OBJECTIVE. From the records, pick out and copy each line containing "document".
====================
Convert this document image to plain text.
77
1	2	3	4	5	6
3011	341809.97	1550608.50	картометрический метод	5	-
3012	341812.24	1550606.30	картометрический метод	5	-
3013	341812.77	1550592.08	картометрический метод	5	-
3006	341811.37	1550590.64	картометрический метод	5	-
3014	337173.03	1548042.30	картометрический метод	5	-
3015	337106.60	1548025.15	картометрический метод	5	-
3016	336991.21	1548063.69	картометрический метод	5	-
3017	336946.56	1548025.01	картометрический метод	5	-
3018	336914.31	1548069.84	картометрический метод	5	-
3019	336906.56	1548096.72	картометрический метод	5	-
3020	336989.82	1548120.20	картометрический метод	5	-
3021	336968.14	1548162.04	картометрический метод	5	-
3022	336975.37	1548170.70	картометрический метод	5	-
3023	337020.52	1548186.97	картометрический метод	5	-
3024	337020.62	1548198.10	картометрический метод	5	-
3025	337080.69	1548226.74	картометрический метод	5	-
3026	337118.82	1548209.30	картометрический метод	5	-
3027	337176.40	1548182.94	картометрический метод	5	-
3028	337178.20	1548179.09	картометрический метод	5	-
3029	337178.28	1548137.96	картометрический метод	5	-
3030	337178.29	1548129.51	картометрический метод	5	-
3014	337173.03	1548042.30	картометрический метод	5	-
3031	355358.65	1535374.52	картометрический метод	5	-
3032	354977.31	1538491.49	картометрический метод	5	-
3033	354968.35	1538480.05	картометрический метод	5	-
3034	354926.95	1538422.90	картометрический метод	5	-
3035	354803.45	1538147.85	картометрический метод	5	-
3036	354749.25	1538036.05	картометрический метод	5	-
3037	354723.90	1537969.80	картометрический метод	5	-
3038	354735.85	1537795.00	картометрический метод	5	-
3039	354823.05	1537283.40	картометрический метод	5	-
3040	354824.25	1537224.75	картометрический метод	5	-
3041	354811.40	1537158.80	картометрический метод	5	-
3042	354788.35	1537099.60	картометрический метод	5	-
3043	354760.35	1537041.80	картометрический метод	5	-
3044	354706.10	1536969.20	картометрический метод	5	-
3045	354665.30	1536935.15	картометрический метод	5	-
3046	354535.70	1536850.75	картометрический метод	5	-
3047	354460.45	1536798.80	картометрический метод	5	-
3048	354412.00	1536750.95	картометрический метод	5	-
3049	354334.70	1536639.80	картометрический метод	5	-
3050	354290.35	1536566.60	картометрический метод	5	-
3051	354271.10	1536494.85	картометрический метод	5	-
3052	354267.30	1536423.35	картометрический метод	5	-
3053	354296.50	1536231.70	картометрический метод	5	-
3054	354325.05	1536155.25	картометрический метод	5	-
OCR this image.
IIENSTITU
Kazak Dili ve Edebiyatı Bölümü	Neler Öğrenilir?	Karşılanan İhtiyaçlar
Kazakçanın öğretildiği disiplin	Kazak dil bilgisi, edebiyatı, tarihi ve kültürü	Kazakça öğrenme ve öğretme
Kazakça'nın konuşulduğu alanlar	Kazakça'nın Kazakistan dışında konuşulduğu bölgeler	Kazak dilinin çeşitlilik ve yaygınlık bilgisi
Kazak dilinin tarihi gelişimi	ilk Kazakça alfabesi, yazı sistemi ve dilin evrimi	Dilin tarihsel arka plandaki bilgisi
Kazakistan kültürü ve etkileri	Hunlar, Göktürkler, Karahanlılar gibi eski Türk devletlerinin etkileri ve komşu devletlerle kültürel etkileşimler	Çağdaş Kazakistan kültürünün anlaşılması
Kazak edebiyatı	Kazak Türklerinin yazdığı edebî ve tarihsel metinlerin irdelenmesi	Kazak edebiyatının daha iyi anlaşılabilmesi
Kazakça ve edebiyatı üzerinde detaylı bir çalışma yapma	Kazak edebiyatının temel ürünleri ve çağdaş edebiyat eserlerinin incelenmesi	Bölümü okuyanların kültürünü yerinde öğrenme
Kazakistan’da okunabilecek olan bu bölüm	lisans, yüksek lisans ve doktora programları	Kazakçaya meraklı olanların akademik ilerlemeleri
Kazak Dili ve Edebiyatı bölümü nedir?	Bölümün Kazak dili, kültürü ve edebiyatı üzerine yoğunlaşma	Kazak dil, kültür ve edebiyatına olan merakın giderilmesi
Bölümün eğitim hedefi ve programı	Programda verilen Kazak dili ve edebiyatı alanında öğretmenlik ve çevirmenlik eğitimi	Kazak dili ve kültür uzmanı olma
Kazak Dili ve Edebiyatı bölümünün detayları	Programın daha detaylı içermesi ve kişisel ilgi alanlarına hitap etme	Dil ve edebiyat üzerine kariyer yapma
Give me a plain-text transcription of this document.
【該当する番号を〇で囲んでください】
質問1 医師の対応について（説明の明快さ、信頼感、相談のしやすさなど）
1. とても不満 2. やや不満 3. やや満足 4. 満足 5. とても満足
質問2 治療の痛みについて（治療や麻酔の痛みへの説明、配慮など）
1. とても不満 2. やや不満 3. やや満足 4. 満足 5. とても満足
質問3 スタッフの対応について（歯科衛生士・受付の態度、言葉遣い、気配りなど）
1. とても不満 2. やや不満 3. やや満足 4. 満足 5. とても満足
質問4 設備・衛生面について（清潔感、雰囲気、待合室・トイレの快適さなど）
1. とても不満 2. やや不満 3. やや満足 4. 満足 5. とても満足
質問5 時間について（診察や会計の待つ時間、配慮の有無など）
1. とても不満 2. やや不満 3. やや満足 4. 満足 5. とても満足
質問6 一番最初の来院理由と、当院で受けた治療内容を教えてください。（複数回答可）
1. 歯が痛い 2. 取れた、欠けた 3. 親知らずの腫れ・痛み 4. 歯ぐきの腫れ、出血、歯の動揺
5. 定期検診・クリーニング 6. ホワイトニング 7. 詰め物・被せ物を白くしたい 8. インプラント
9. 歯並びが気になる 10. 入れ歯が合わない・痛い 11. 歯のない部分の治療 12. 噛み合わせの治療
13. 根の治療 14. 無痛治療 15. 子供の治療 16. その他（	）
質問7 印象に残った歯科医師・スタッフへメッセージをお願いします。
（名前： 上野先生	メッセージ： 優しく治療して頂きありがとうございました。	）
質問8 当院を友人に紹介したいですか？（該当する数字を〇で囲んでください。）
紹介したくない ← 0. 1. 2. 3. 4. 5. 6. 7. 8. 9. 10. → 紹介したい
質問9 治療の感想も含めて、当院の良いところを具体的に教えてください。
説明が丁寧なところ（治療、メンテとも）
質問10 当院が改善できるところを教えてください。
====================
COMPLETED EXERCISE.
Convert this document image to plain text.
Give me a plain-text transcription of this document.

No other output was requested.